▶ [Extract]
☆ ☆ ☆ ☆ ☆

Contribution long abstract:
Collaborative, participative, action-research, feminist and critical methodologies have been central to my research on health, care and life over the last 15 years in the South of Chile. Through facing the many challenges of collaborative projects within different healthcare initiatives, with different institutions and people, I have moved from a pretty naïve to a more nuanced engagement with collaboration as a method, as an ideal and as a real-life practice.
In this paper I aim to discuss some of the pitfalls of collaboration in medical anthropology drawing on two ethnographical projects that took place in the Island of Chiloé in separate times and places with different groups of people: A participatory film project as part of an ethnography of a Complementary Health Initiative with a Williche Community (2010-2012) and an interinstitutional multimodal research project on food and health with a Rural School (2022-2024). In the first one, I was myself a doctoral student, in the second one I am part of a team of more or less established researchers and ECRs. Being quite different in its methodological proposal and institutional constrictions, both projects addressed health-related issues intending to counter epistemic and social inequality by including diverse forms of knowledge production and experimenting with ways of doing health-research as a caring and loving practice. In both cases collaboration had to be negotiated and transformed in the research process. It ended up including at times pretty vertical or authoritative practices along with some horizontal and emancipatory moments.

☆ ☆ ☆ ☆ ☆

▶ [Task item A]
In the abstract, what brought the author from a naïve to a more nuanced engagement with collaboration? Answer in one to three sentences.
▶ [Task item B]
According to the abstract, where did the two ethnographic projects take place?

▶ [Provided material]
☆ ☆ ☆ ☆ ☆

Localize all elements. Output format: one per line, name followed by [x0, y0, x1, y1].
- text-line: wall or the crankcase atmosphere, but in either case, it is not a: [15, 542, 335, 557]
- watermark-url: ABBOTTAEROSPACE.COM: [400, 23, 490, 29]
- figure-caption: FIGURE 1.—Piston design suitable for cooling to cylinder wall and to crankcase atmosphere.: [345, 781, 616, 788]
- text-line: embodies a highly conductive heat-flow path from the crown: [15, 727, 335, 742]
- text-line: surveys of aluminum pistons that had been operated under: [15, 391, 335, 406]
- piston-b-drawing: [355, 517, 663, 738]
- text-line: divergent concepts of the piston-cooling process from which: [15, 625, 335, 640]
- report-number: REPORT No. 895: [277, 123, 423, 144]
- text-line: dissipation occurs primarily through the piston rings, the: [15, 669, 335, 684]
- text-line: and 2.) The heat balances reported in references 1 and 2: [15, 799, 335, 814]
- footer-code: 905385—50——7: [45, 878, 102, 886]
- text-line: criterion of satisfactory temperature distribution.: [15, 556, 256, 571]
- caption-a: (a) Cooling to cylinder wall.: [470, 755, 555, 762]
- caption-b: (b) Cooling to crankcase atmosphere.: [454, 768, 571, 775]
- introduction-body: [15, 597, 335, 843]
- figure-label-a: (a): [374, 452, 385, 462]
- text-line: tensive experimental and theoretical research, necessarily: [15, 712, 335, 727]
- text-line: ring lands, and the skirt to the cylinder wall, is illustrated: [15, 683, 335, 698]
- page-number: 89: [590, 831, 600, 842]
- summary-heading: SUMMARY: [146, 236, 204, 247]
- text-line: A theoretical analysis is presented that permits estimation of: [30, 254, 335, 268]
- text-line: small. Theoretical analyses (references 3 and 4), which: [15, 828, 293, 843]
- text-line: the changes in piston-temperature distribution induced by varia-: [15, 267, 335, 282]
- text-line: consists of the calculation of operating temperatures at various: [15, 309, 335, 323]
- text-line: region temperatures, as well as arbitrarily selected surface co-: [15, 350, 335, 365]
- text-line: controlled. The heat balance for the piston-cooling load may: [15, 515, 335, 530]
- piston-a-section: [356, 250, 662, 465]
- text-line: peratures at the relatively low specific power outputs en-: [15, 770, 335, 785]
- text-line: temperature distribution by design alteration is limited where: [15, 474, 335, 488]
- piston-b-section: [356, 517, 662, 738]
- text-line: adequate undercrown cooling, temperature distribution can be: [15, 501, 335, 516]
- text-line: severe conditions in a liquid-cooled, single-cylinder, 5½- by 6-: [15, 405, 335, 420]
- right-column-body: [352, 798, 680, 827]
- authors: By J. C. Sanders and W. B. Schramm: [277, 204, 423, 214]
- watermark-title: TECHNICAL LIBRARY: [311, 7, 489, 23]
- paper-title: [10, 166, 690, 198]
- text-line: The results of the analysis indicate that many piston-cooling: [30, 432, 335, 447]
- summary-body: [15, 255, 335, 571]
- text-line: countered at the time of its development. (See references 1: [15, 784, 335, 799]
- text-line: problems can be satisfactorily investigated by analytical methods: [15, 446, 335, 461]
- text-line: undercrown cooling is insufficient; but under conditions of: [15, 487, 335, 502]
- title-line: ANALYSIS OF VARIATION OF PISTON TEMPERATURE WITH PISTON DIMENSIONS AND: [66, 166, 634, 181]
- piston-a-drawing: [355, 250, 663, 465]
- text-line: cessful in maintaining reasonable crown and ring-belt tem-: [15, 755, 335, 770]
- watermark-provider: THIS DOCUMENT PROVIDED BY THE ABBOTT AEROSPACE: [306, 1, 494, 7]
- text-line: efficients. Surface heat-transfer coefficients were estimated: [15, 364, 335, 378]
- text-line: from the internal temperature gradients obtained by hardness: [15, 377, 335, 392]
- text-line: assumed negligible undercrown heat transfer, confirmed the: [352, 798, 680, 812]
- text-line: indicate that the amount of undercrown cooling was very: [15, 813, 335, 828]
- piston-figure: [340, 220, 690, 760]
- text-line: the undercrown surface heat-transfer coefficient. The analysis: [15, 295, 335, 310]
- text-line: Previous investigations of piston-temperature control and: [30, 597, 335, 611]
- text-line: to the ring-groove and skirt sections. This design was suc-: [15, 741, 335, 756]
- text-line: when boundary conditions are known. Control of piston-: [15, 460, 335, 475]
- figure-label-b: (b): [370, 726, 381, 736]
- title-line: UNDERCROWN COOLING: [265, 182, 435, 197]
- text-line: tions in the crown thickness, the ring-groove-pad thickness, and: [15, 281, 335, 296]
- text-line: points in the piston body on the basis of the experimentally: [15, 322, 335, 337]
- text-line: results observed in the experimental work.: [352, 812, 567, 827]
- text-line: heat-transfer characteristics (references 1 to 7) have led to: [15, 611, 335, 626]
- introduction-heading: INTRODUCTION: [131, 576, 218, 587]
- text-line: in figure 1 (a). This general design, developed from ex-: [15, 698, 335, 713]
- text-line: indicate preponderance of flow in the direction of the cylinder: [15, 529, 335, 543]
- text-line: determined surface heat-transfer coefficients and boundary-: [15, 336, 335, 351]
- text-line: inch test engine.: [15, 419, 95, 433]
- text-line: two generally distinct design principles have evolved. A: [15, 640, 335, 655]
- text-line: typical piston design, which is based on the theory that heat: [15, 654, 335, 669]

☆ ☆ ☆ ☆ ☆

▶ [Written solution A]
The change came from facing the many challenges of collaborative projects within different healthcare initiatives, with different institutions and people, during the author's research in the South of Chile over the last 15 years.

▶ [Written solution B]
On the Island of Chiloé.